● **Goal of the exercise**
Reproduce, word for word, the part of the passage on the children's verb-learning experiment starting with "In the novel" and going on through "six different actions.".

The main experiment task consisted of three phases: a prior-experience, label, and test phase (see Figure 1). Most children also completed a receptive vocabulary task (BPVS3; Dunn et al., 2009) after the main experiment task. The procedures of the phases in the main experiment task and the vocabulary assessment are described below.

Prior-Experience Phase

In the prior-experience phase, children watched a first block of six videos of actions with the experimenter in a quiet area of the nursery or in the research lab. Each video was shown twice (on loop). When a video played the first time, the experimenter said “Wow! Look at what he (or she) is doing!,” and when the video played the second time the experimenter said “Oh! He (or she) is doing it again!” Note that the experimenter did not label the actions in the prior-experience phase. Depending on the condition, the experimenter accompanied these utterances with either an iconic (iconic gesture conditions) or interactive gesture (interactive gesture conditions). Figure 1 shows an example of an iconic gesture (Rows 1 and 3) and an interactive gesture (Rows 2 and 4). Each unusual movement was depicted with a unique iconic gesture and the experimenter rotated the three interactive gestures for the actions in the experiment task. The experimenter always sat on children’s left-hand side at a low table and produced iconic and interactive gestures live during the task. The experimenter looked at the stimulus videos on the screen while producing the gestures. All gestures were produced left to the center of the children’s field of vision, so that they could see the gestures and the stimulus videos on the computer screen simultaneously. Note that the experimenter only gestured in the prior-experience phase. After the prior-experience phase, children spent 5 min decorating a paper wristband with colorful stickers. The experimenter asked the children to name the colors of the stickers and count the number of stickers on the wristband during this distraction task.

Label Phase and Test Phase

In the novel verb learning task, children were presented with a label phase and test phase in the following way. The experimenter presented the child with an action, labeled it, and immediately tested if the child could generalize the newly learned label to a novel situation. This label-test procedure was repeated for six different actions.

● **Data shown**

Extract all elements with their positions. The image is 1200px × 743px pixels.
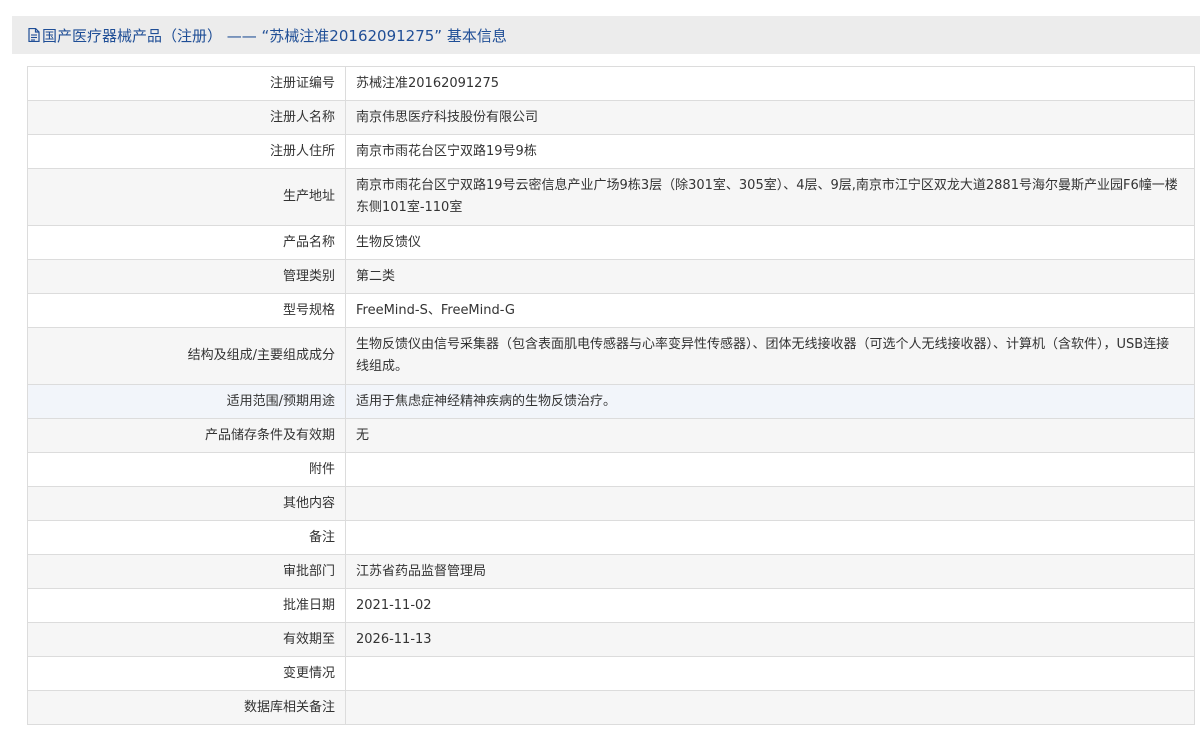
field-value: 生物反馈仪 [345,225,1195,260]
field-value [345,452,1195,487]
table-row: 管理类别 第二类 [27,259,1195,294]
field-label: 备注 [27,520,346,555]
table-row: 注册人名称 南京伟思医疗科技股份有限公司 [27,100,1195,135]
table-row: 生产地址 南京市雨花台区宁双路19号云密信息产业广场9栋3层（除301室、305… [27,168,1195,226]
table-row: 适用范围/预期用途 适用于焦虑症神经精神疾病的生物反馈治疗。 [27,384,1195,419]
table-row: 变更情况 [27,656,1195,691]
table-row: 备注 [27,520,1195,555]
document-icon [28,28,40,42]
field-label: 型号规格 [27,293,346,328]
field-label: 产品名称 [27,225,346,260]
field-label: 其他内容 [27,486,346,521]
table-row: 产品储存条件及有效期 无 [27,418,1195,453]
table-row: 注册证编号 苏械注准20162091275 [27,66,1195,101]
page: 国产医疗器械产品（注册） —— “苏械注准20162091275” 基本信息 注… [0,0,1200,743]
table-row: 数据库相关备注 [27,690,1195,725]
table-row: 附件 [27,452,1195,487]
page-title: 国产医疗器械产品（注册） —— “苏械注准20162091275” 基本信息 [42,26,507,45]
table-row: 审批部门 江苏省药品监督管理局 [27,554,1195,589]
table-row: 注册人住所 南京市雨花台区宁双路19号9栋 [27,134,1195,169]
field-value [345,486,1195,521]
table-row: 有效期至 2026-11-13 [27,622,1195,657]
field-label: 批准日期 [27,588,346,623]
field-label: 产品储存条件及有效期 [27,418,346,453]
panel-header: 国产医疗器械产品（注册） —— “苏械注准20162091275” 基本信息 [12,16,1200,54]
field-label: 附件 [27,452,346,487]
field-label: 注册证编号 [27,66,346,101]
field-value [345,520,1195,555]
field-value: 2021-11-02 [345,588,1195,623]
table-row: 其他内容 [27,486,1195,521]
panel-body: 注册证编号 苏械注准20162091275 注册人名称 南京伟思医疗科技股份有限… [12,54,1200,740]
table-row: 结构及组成/主要组成成分 生物反馈仪由信号采集器（包含表面肌电传感器与心率变异性… [27,327,1195,385]
field-value: 南京市雨花台区宁双路19号云密信息产业广场9栋3层（除301室、305室）、4层… [345,168,1195,226]
table-row: 型号规格 FreeMind-S、FreeMind-G [27,293,1195,328]
field-value: 江苏省药品监督管理局 [345,554,1195,589]
field-value: 生物反馈仪由信号采集器（包含表面肌电传感器与心率变异性传感器）、团体无线接收器（… [345,327,1195,385]
field-label: 变更情况 [27,656,346,691]
field-label: 注册人名称 [27,100,346,135]
info-table: 注册证编号 苏械注准20162091275 注册人名称 南京伟思医疗科技股份有限… [27,66,1195,725]
field-value: 南京市雨花台区宁双路19号9栋 [345,134,1195,169]
field-value [345,656,1195,691]
field-label: 结构及组成/主要组成成分 [27,327,346,385]
field-value: 2026-11-13 [345,622,1195,657]
field-value: 无 [345,418,1195,453]
field-label: 有效期至 [27,622,346,657]
field-value: 适用于焦虑症神经精神疾病的生物反馈治疗。 [345,384,1195,419]
field-value: 苏械注准20162091275 [345,66,1195,101]
table-row: 产品名称 生物反馈仪 [27,225,1195,260]
field-value [345,690,1195,725]
table-row: 批准日期 2021-11-02 [27,588,1195,623]
field-label: 数据库相关备注 [27,690,346,725]
field-value: 第二类 [345,259,1195,294]
field-label: 审批部门 [27,554,346,589]
field-label: 管理类别 [27,259,346,294]
field-label: 注册人住所 [27,134,346,169]
field-value: 南京伟思医疗科技股份有限公司 [345,100,1195,135]
field-label: 适用范围/预期用途 [27,384,346,419]
field-value: FreeMind-S、FreeMind-G [345,293,1195,328]
field-label: 生产地址 [27,168,346,226]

● **Solution**
In the novel verb learning task, children were presented with a label phase and test phase in the following way. The experimenter presented the child with an action, labeled it, and immediately tested if the child could generalize the newly learned label to a novel situation. This label-test procedure was repeated for six different actions.